#### Stated goal:
Please lay out the records from their start through the line containing "Give me the", including that line, as a JSON list of strings with one string per line. Skip blank lines and leave the pictures out.

>> Start

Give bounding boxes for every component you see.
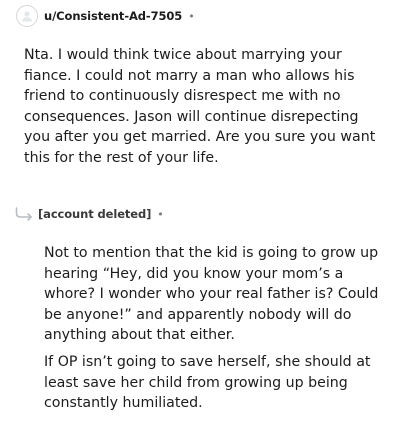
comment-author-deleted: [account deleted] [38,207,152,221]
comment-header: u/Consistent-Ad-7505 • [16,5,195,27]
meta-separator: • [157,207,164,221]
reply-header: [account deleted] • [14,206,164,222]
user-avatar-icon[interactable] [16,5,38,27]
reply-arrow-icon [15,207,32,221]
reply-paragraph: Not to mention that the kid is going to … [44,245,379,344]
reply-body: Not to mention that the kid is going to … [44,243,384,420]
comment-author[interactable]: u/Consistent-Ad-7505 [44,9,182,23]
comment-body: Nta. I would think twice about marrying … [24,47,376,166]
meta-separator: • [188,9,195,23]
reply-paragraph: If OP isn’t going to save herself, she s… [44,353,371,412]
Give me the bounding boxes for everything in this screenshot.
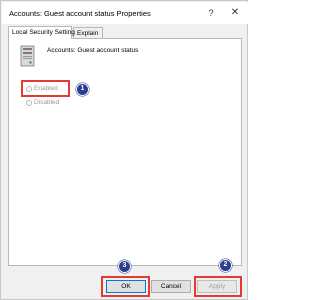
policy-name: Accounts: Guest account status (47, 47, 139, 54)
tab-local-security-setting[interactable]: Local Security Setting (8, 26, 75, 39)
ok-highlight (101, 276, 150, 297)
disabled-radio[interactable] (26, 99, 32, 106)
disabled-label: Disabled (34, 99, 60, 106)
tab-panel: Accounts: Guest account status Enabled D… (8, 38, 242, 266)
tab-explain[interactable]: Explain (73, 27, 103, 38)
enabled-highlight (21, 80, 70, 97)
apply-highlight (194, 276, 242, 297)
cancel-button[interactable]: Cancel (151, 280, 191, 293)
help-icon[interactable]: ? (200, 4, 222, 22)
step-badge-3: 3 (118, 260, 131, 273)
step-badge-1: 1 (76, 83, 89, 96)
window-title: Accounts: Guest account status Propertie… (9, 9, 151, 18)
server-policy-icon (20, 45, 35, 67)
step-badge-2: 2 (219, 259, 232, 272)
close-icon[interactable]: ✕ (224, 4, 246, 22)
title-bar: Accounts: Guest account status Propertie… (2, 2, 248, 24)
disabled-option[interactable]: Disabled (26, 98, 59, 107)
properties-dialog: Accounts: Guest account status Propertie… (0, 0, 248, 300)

>> End

#### Correct answer:
[
  "Give bounding boxes for every component you see.",
  "comment-author-deleted: [account deleted] [38,207,152,221]",
  "comment-header: u/Consistent-Ad-7505 • [16,5,195,27]",
  "meta-separator: • [157,207,164,221]",
  "reply-header: [account deleted] • [14,206,164,222]",
  "user-avatar-icon[interactable] [16,5,38,27]",
  "reply-arrow-icon [15,207,32,221]",
  "reply-paragraph: Not to mention that the kid is going to … [44,245,379,344]",
  "reply-body: Not to mention that the kid is going to … [44,243,384,420]",
  "comment-author[interactable]: u/Consistent-Ad-7505 [44,9,182,23]",
  "comment-body: Nta. I would think twice about marrying … [24,47,376,166]",
  "meta-separator: • [188,9,195,23]",
  "reply-paragraph: If OP isn’t going to save herself, she s… [44,353,371,412]",
  "Give me the bounding boxes for everything in this screenshot."
]